Give back all the data exactly, line by line.

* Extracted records

------------------------

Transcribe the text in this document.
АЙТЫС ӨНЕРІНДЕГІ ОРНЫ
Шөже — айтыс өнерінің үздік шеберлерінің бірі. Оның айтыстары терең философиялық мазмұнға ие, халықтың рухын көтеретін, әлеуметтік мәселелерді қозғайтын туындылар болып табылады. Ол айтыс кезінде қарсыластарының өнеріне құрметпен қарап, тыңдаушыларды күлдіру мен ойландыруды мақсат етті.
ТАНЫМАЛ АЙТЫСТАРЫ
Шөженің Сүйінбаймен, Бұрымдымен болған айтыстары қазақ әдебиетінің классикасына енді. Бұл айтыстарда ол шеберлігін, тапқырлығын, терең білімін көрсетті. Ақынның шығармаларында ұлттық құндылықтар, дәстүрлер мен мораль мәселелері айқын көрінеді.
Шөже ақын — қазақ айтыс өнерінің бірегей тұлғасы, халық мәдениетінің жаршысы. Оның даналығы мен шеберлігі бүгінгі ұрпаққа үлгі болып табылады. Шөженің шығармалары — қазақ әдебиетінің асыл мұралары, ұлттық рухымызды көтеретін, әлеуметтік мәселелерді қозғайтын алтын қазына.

------------------------

* Answer
Transcribe the text in this document.
АЙТЫС ӨНЕРІНДЕГІ ОРНЫ
Шөже — айтыс өнерінің үздік шеберлерінің бірі. Оның айтыстары терең философиялық мазмұнға ие, халықтың рухын көтеретін, әлеуметтік мәселелерді қозғайтын туындылар болып табылады. Ол айтыс кезінде қарсыластарының өнеріне құрметпен қарап, тыңдаушыларды күлдіру мен ойландыруды мақсат етті.
ТАНЫМАЛ АЙТЫСТАРЫ
Шөженің Сүйінбаймен, Бұрымдымен болған айтыстары қазақ әдебиетінің классикасына енді. Бұл айтыстарда ол шеберлігін, тапқырлығын, терең білімін көрсетті. Ақынның шығармаларында ұлттық құндылықтар, дәстүрлер мен мораль мәселелері айқын көрінеді.
Шөже ақын — қазақ айтыс өнерінің бірегей тұлғасы, халық мәдениетінің жаршысы. Оның даналығы мен шеберлігі бүгінгі ұрпаққа үлгі болып табылады. Шөженің шығармалары — қазақ әдебиетінің асыл мұралары, ұлттық рухымызды көтеретін, әлеуметтік мәселелерді қозғайтын алтын қазына.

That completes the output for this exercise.